■ **ROWS**
------------------------------------------------

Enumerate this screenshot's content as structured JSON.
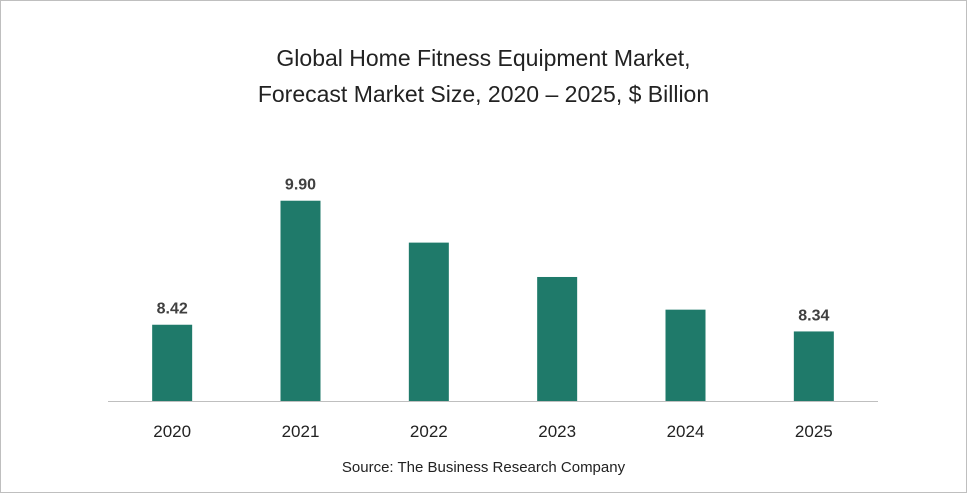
{
  "chart_data": {
    "type": "bar",
    "title_line1": "Global Home Fitness Equipment Market,",
    "title_line2": "Forecast Market Size, 2020 – 2025, $ Billion",
    "categories": [
      "2020",
      "2021",
      "2022",
      "2023",
      "2024",
      "2025"
    ],
    "values": [
      8.42,
      9.9,
      9.4,
      8.99,
      8.6,
      8.34
    ],
    "data_labels": [
      "8.42",
      "9.90",
      "",
      "",
      "",
      "8.34"
    ],
    "xlabel": "",
    "ylabel": "",
    "ylim": [
      7.51,
      10.3
    ],
    "grid": false,
    "bar_color": "#1f7a6a",
    "source": "Source: The Business Research Company"
  }
}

------------------------------------------------

■ **WRITTEN PROBLEM**
Make a word-for-word copy of the entries, without any pictures.

■ **THE OUTPUT**
Enumerate this screenshot's content as structured JSON.
{
  "chart_data": {
    "type": "bar",
    "title_line1": "Global Home Fitness Equipment Market,",
    "title_line2": "Forecast Market Size, 2020 – 2025, $ Billion",
    "categories": [
      "2020",
      "2021",
      "2022",
      "2023",
      "2024",
      "2025"
    ],
    "values": [
      8.42,
      9.9,
      9.4,
      8.99,
      8.6,
      8.34
    ],
    "data_labels": [
      "8.42",
      "9.90",
      "",
      "",
      "",
      "8.34"
    ],
    "xlabel": "",
    "ylabel": "",
    "ylim": [
      7.51,
      10.3
    ],
    "grid": false,
    "bar_color": "#1f7a6a",
    "source": "Source: The Business Research Company"
  }
}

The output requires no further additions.